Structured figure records
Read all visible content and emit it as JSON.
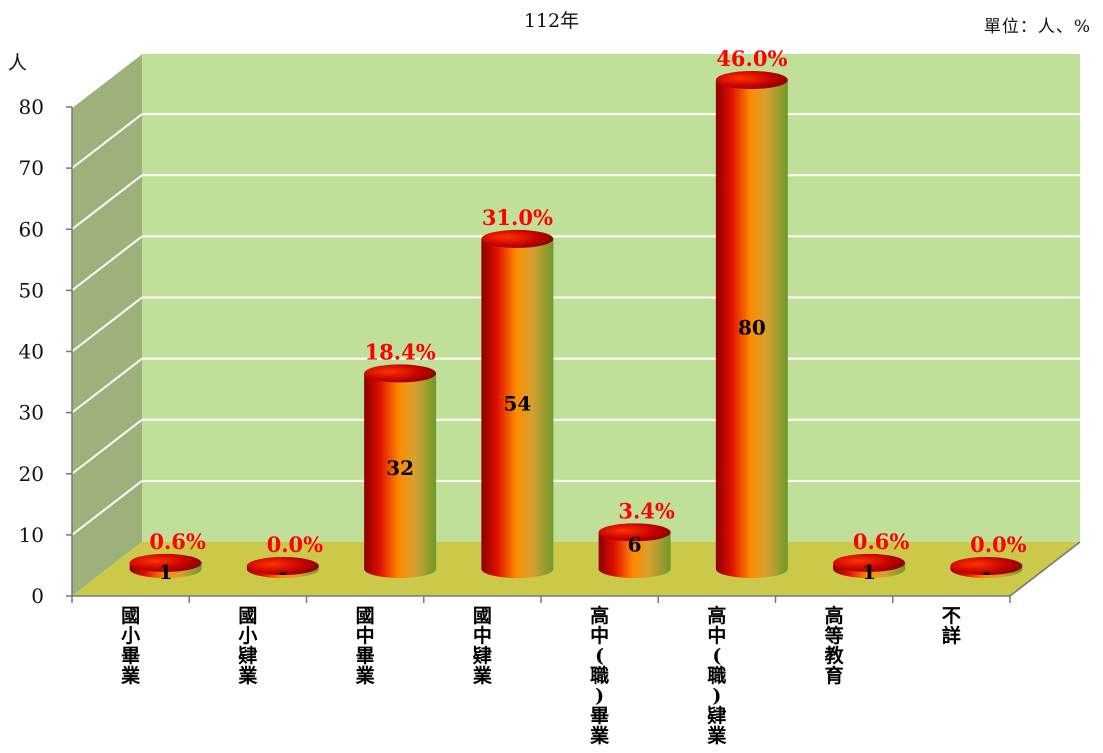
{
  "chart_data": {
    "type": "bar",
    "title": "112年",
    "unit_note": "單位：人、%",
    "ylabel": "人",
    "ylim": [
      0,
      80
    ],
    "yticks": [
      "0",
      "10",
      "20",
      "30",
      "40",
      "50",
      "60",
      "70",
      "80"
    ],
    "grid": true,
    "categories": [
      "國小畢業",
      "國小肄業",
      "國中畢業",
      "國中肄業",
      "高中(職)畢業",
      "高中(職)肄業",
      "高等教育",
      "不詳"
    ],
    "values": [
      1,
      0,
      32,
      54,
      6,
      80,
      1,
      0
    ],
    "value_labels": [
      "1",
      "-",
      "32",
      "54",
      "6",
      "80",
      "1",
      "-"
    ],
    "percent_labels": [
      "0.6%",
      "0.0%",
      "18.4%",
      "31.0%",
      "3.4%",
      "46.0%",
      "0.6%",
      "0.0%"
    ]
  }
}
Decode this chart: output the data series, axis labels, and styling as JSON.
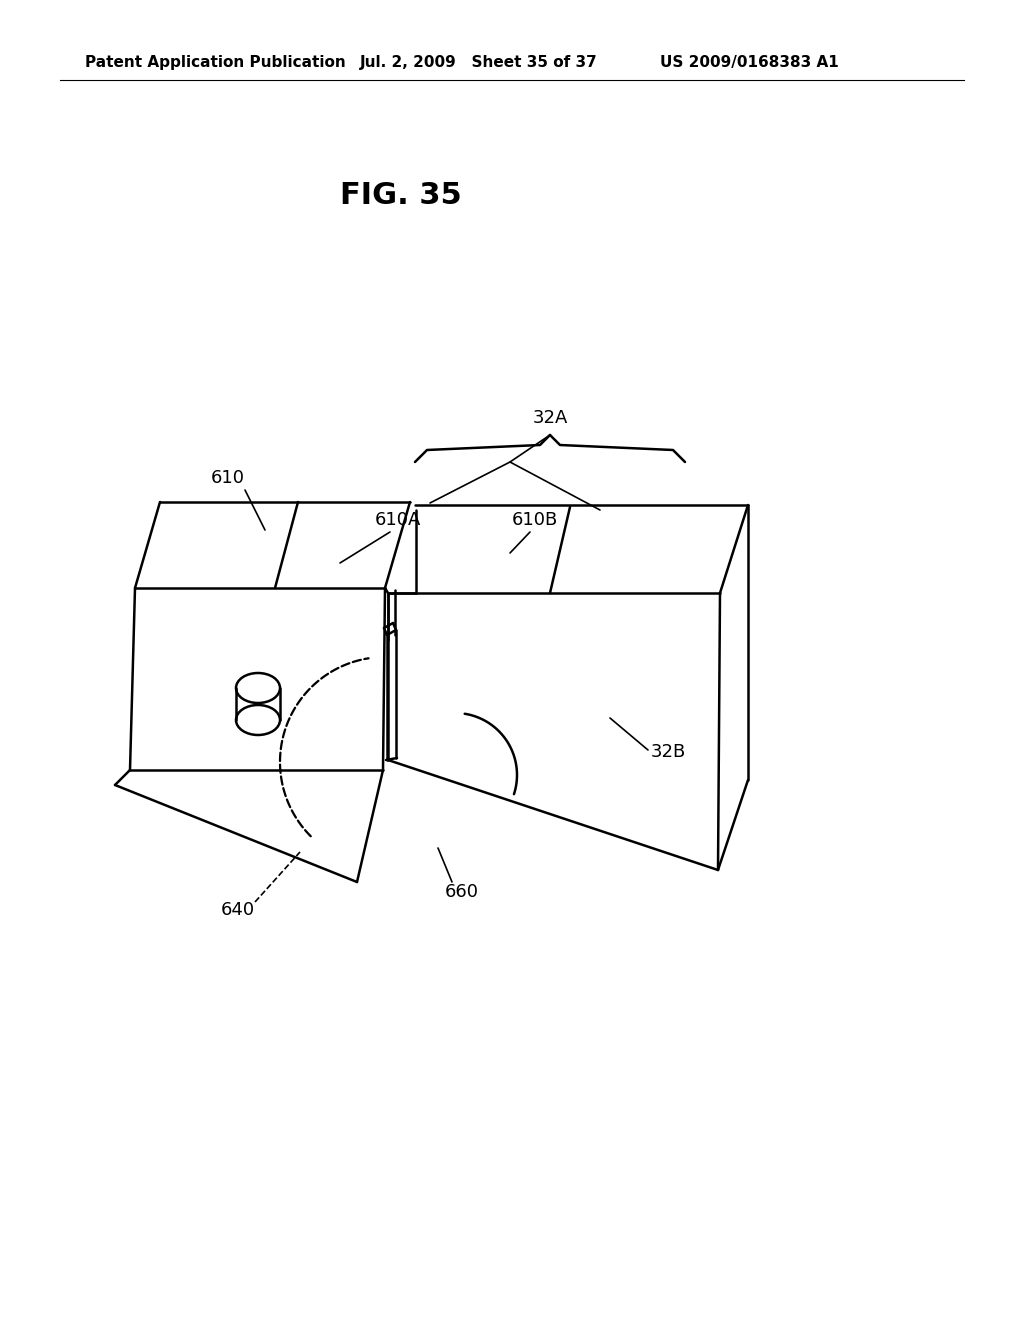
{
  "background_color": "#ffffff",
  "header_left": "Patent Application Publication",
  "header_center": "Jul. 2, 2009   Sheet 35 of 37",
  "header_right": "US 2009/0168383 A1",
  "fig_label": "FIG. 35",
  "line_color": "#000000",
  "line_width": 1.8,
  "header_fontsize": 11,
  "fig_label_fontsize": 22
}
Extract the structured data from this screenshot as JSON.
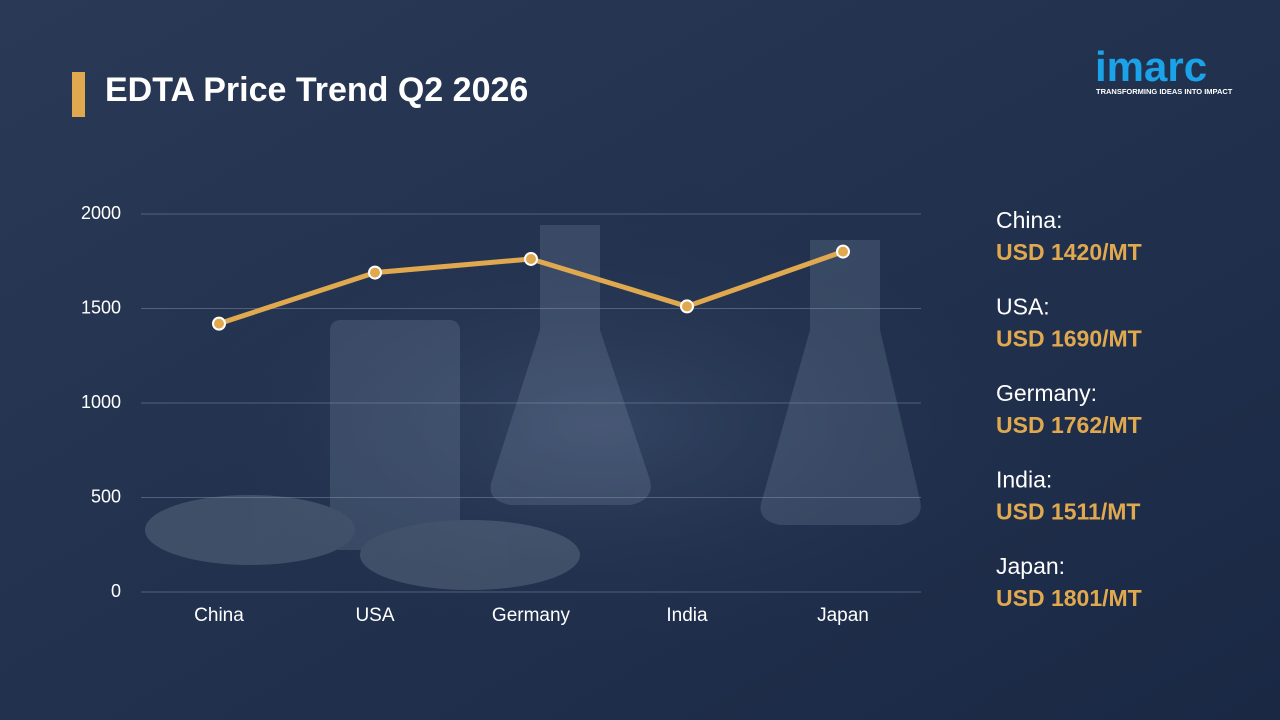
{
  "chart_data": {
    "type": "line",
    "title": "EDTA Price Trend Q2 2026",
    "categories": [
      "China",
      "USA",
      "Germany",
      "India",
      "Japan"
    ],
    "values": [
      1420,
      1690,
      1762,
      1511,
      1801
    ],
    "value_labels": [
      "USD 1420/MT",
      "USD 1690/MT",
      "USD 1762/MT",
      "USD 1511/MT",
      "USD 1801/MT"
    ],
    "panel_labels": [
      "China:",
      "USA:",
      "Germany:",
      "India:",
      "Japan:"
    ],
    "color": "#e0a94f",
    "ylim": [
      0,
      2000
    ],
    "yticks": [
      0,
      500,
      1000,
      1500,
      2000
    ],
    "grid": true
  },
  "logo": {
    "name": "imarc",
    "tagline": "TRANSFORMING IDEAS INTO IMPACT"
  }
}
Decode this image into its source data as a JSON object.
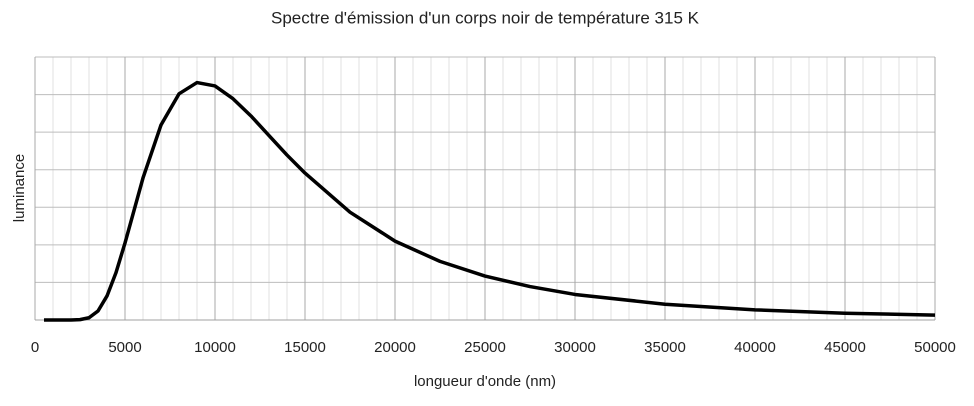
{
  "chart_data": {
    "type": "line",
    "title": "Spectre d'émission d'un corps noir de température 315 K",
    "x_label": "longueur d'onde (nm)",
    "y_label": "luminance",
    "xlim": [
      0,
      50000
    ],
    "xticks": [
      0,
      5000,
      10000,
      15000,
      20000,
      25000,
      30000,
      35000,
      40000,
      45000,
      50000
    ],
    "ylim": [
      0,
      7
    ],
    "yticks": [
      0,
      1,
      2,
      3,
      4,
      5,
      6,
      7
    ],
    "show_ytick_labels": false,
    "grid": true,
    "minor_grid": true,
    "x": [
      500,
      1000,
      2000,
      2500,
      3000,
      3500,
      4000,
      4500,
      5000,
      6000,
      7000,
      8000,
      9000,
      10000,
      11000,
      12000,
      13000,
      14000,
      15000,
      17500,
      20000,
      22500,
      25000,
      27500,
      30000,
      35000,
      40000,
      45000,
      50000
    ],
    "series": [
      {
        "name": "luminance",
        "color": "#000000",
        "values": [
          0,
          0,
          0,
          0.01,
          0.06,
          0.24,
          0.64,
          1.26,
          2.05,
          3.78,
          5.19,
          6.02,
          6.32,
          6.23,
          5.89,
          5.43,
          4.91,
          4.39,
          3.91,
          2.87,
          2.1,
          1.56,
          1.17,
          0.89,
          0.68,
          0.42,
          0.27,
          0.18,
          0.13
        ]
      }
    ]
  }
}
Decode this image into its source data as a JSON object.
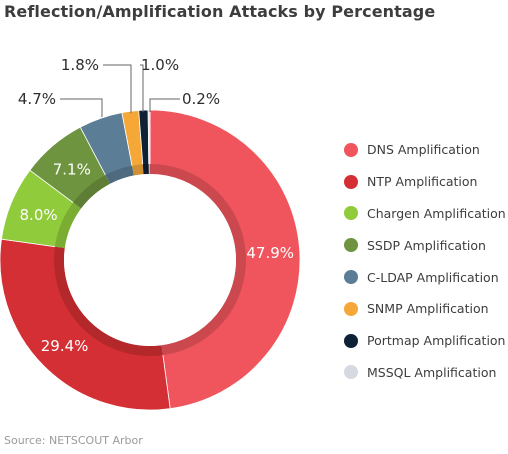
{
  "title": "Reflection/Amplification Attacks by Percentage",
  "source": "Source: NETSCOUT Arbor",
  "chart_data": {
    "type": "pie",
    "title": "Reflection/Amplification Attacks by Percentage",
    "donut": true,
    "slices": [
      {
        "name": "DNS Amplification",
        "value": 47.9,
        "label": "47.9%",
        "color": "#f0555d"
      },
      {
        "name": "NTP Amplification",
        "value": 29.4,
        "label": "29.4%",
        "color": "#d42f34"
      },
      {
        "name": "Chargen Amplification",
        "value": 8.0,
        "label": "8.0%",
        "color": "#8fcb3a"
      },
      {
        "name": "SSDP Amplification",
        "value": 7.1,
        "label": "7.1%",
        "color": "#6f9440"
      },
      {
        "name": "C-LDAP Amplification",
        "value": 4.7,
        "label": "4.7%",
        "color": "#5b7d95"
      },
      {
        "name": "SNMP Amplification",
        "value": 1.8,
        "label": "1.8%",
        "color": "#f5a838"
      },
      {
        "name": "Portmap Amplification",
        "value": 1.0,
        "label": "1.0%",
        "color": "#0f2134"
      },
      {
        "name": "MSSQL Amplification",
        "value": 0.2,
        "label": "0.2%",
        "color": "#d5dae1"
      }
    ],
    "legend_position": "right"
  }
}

> _Exercise brief_:
Count every line of the material above that holds the string "true", then state only the total.

> _Worked answer_:
5